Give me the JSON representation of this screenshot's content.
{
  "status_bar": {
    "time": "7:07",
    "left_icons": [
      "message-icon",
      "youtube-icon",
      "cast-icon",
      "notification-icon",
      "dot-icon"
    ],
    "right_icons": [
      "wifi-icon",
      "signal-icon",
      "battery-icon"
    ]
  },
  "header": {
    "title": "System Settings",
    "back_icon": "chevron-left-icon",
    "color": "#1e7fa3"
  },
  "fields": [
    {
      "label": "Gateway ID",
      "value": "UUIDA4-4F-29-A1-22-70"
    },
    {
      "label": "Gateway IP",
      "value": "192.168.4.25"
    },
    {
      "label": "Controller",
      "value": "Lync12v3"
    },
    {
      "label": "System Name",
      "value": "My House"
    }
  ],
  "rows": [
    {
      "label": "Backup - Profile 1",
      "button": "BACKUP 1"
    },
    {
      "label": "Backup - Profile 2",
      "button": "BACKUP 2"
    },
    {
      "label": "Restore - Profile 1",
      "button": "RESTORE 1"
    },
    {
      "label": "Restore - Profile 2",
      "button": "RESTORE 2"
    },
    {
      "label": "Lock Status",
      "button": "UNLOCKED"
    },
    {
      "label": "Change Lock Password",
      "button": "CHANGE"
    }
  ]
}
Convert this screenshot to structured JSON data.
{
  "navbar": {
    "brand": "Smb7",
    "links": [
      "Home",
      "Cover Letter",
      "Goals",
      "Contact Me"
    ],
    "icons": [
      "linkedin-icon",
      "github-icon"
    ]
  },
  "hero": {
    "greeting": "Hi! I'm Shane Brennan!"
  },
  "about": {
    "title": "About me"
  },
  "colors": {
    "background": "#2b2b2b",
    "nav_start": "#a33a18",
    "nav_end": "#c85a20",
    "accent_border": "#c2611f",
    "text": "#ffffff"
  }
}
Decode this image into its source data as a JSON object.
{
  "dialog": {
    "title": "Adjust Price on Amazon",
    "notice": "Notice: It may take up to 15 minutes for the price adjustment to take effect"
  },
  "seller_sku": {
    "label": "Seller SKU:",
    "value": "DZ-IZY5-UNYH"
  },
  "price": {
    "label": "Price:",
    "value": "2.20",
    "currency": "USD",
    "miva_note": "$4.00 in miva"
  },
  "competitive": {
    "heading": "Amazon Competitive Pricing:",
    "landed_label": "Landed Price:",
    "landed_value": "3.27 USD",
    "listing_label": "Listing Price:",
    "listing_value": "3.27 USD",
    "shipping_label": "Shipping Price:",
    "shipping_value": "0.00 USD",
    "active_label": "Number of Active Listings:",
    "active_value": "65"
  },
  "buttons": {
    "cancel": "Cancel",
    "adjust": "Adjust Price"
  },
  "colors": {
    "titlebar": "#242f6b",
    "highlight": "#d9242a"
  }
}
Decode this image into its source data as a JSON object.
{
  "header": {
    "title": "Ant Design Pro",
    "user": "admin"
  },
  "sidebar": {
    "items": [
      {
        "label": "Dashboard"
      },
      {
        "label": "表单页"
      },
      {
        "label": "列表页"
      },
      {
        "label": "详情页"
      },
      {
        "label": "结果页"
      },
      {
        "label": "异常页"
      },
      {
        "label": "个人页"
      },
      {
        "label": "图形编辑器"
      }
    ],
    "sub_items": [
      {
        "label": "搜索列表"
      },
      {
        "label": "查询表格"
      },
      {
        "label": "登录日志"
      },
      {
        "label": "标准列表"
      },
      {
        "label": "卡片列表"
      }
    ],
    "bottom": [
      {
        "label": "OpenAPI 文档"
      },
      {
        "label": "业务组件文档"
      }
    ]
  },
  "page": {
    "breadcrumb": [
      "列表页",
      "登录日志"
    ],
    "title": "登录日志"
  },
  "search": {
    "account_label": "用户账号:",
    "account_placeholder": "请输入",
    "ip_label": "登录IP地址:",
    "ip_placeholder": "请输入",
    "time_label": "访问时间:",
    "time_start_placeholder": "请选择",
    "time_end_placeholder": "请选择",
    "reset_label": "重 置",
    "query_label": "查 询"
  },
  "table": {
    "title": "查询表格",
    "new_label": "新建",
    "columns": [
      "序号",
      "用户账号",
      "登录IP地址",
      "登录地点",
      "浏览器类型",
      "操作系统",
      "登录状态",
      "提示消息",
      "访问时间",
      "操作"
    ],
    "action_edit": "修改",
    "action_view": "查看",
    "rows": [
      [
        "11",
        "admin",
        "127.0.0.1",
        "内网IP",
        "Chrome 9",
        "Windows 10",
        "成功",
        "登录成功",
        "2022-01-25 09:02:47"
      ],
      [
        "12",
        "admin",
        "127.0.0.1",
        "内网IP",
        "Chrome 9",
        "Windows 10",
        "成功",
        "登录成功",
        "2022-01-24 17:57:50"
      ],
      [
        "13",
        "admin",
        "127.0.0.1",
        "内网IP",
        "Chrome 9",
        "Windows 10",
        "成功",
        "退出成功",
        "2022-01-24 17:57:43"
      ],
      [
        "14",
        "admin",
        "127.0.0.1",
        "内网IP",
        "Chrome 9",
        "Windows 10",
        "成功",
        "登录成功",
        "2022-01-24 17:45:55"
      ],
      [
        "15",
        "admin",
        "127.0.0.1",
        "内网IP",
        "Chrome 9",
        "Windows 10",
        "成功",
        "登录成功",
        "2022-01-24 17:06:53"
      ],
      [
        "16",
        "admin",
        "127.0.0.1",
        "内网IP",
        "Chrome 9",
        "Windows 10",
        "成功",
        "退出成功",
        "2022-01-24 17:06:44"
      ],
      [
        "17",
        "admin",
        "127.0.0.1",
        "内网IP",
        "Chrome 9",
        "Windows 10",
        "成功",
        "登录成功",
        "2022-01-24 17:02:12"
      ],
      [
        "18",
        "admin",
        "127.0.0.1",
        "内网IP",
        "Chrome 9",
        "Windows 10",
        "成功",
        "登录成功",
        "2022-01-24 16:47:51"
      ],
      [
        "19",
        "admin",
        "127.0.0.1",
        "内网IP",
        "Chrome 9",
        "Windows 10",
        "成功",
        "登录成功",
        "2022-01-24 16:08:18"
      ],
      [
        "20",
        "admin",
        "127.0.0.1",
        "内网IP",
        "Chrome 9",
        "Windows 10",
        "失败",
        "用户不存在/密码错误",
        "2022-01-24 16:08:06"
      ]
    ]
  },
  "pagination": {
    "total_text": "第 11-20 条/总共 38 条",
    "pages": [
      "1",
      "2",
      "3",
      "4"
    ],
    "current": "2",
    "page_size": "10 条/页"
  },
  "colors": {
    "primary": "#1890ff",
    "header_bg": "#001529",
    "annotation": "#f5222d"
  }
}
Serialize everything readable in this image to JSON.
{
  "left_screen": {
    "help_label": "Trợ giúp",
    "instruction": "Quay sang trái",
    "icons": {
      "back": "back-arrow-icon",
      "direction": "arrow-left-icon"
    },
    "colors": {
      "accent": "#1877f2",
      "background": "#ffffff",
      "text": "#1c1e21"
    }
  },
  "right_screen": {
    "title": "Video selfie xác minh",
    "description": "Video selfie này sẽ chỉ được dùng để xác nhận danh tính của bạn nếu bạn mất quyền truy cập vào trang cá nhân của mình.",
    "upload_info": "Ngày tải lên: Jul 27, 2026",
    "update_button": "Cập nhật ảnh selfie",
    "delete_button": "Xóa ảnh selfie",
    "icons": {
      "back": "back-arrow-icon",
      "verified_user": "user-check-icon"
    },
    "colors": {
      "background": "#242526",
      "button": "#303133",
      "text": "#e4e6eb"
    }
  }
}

**Exercise directions:** Every record above should be output exactly.

**Completed exercise:**
Give me the JSON representation of this screenshot's content.
{
  "status_bar": {
    "time": "7:07",
    "left_icons": [
      "message-icon",
      "youtube-icon",
      "cast-icon",
      "notification-icon",
      "dot-icon"
    ],
    "right_icons": [
      "wifi-icon",
      "signal-icon",
      "battery-icon"
    ]
  },
  "header": {
    "title": "System Settings",
    "back_icon": "chevron-left-icon",
    "color": "#1e7fa3"
  },
  "fields": [
    {
      "label": "Gateway ID",
      "value": "UUIDA4-4F-29-A1-22-70"
    },
    {
      "label": "Gateway IP",
      "value": "192.168.4.25"
    },
    {
      "label": "Controller",
      "value": "Lync12v3"
    },
    {
      "label": "System Name",
      "value": "My House"
    }
  ],
  "rows": [
    {
      "label": "Backup - Profile 1",
      "button": "BACKUP 1"
    },
    {
      "label": "Backup - Profile 2",
      "button": "BACKUP 2"
    },
    {
      "label": "Restore - Profile 1",
      "button": "RESTORE 1"
    },
    {
      "label": "Restore - Profile 2",
      "button": "RESTORE 2"
    },
    {
      "label": "Lock Status",
      "button": "UNLOCKED"
    },
    {
      "label": "Change Lock Password",
      "button": "CHANGE"
    }
  ]
}
Convert this screenshot to structured JSON data.
{
  "navbar": {
    "brand": "Smb7",
    "links": [
      "Home",
      "Cover Letter",
      "Goals",
      "Contact Me"
    ],
    "icons": [
      "linkedin-icon",
      "github-icon"
    ]
  },
  "hero": {
    "greeting": "Hi! I'm Shane Brennan!"
  },
  "about": {
    "title": "About me"
  },
  "colors": {
    "background": "#2b2b2b",
    "nav_start": "#a33a18",
    "nav_end": "#c85a20",
    "accent_border": "#c2611f",
    "text": "#ffffff"
  }
}
Decode this image into its source data as a JSON object.
{
  "dialog": {
    "title": "Adjust Price on Amazon",
    "notice": "Notice: It may take up to 15 minutes for the price adjustment to take effect"
  },
  "seller_sku": {
    "label": "Seller SKU:",
    "value": "DZ-IZY5-UNYH"
  },
  "price": {
    "label": "Price:",
    "value": "2.20",
    "currency": "USD",
    "miva_note": "$4.00 in miva"
  },
  "competitive": {
    "heading": "Amazon Competitive Pricing:",
    "landed_label": "Landed Price:",
    "landed_value": "3.27 USD",
    "listing_label": "Listing Price:",
    "listing_value": "3.27 USD",
    "shipping_label": "Shipping Price:",
    "shipping_value": "0.00 USD",
    "active_label": "Number of Active Listings:",
    "active_value": "65"
  },
  "buttons": {
    "cancel": "Cancel",
    "adjust": "Adjust Price"
  },
  "colors": {
    "titlebar": "#242f6b",
    "highlight": "#d9242a"
  }
}
Decode this image into its source data as a JSON object.
{
  "header": {
    "title": "Ant Design Pro",
    "user": "admin"
  },
  "sidebar": {
    "items": [
      {
        "label": "Dashboard"
      },
      {
        "label": "表单页"
      },
      {
        "label": "列表页"
      },
      {
        "label": "详情页"
      },
      {
        "label": "结果页"
      },
      {
        "label": "异常页"
      },
      {
        "label": "个人页"
      },
      {
        "label": "图形编辑器"
      }
    ],
    "sub_items": [
      {
        "label": "搜索列表"
      },
      {
        "label": "查询表格"
      },
      {
        "label": "登录日志"
      },
      {
        "label": "标准列表"
      },
      {
        "label": "卡片列表"
      }
    ],
    "bottom": [
      {
        "label": "OpenAPI 文档"
      },
      {
        "label": "业务组件文档"
      }
    ]
  },
  "page": {
    "breadcrumb": [
      "列表页",
      "登录日志"
    ],
    "title": "登录日志"
  },
  "search": {
    "account_label": "用户账号:",
    "account_placeholder": "请输入",
    "ip_label": "登录IP地址:",
    "ip_placeholder": "请输入",
    "time_label": "访问时间:",
    "time_start_placeholder": "请选择",
    "time_end_placeholder": "请选择",
    "reset_label": "重 置",
    "query_label": "查 询"
  },
  "table": {
    "title": "查询表格",
    "new_label": "新建",
    "columns": [
      "序号",
      "用户账号",
      "登录IP地址",
      "登录地点",
      "浏览器类型",
      "操作系统",
      "登录状态",
      "提示消息",
      "访问时间",
      "操作"
    ],
    "action_edit": "修改",
    "action_view": "查看",
    "rows": [
      [
        "11",
        "admin",
        "127.0.0.1",
        "内网IP",
        "Chrome 9",
        "Windows 10",
        "成功",
        "登录成功",
        "2022-01-25 09:02:47"
      ],
      [
        "12",
        "admin",
        "127.0.0.1",
        "内网IP",
        "Chrome 9",
        "Windows 10",
        "成功",
        "登录成功",
        "2022-01-24 17:57:50"
      ],
      [
        "13",
        "admin",
        "127.0.0.1",
        "内网IP",
        "Chrome 9",
        "Windows 10",
        "成功",
        "退出成功",
        "2022-01-24 17:57:43"
      ],
      [
        "14",
        "admin",
        "127.0.0.1",
        "内网IP",
        "Chrome 9",
        "Windows 10",
        "成功",
        "登录成功",
        "2022-01-24 17:45:55"
      ],
      [
        "15",
        "admin",
        "127.0.0.1",
        "内网IP",
        "Chrome 9",
        "Windows 10",
        "成功",
        "登录成功",
        "2022-01-24 17:06:53"
      ],
      [
        "16",
        "admin",
        "127.0.0.1",
        "内网IP",
        "Chrome 9",
        "Windows 10",
        "成功",
        "退出成功",
        "2022-01-24 17:06:44"
      ],
      [
        "17",
        "admin",
        "127.0.0.1",
        "内网IP",
        "Chrome 9",
        "Windows 10",
        "成功",
        "登录成功",
        "2022-01-24 17:02:12"
      ],
      [
        "18",
        "admin",
        "127.0.0.1",
        "内网IP",
        "Chrome 9",
        "Windows 10",
        "成功",
        "登录成功",
        "2022-01-24 16:47:51"
      ],
      [
        "19",
        "admin",
        "127.0.0.1",
        "内网IP",
        "Chrome 9",
        "Windows 10",
        "成功",
        "登录成功",
        "2022-01-24 16:08:18"
      ],
      [
        "20",
        "admin",
        "127.0.0.1",
        "内网IP",
        "Chrome 9",
        "Windows 10",
        "失败",
        "用户不存在/密码错误",
        "2022-01-24 16:08:06"
      ]
    ]
  },
  "pagination": {
    "total_text": "第 11-20 条/总共 38 条",
    "pages": [
      "1",
      "2",
      "3",
      "4"
    ],
    "current": "2",
    "page_size": "10 条/页"
  },
  "colors": {
    "primary": "#1890ff",
    "header_bg": "#001529",
    "annotation": "#f5222d"
  }
}
Serialize everything readable in this image to JSON.
{
  "left_screen": {
    "help_label": "Trợ giúp",
    "instruction": "Quay sang trái",
    "icons": {
      "back": "back-arrow-icon",
      "direction": "arrow-left-icon"
    },
    "colors": {
      "accent": "#1877f2",
      "background": "#ffffff",
      "text": "#1c1e21"
    }
  },
  "right_screen": {
    "title": "Video selfie xác minh",
    "description": "Video selfie này sẽ chỉ được dùng để xác nhận danh tính của bạn nếu bạn mất quyền truy cập vào trang cá nhân của mình.",
    "upload_info": "Ngày tải lên: Jul 27, 2026",
    "update_button": "Cập nhật ảnh selfie",
    "delete_button": "Xóa ảnh selfie",
    "icons": {
      "back": "back-arrow-icon",
      "verified_user": "user-check-icon"
    },
    "colors": {
      "background": "#242526",
      "button": "#303133",
      "text": "#e4e6eb"
    }
  }
}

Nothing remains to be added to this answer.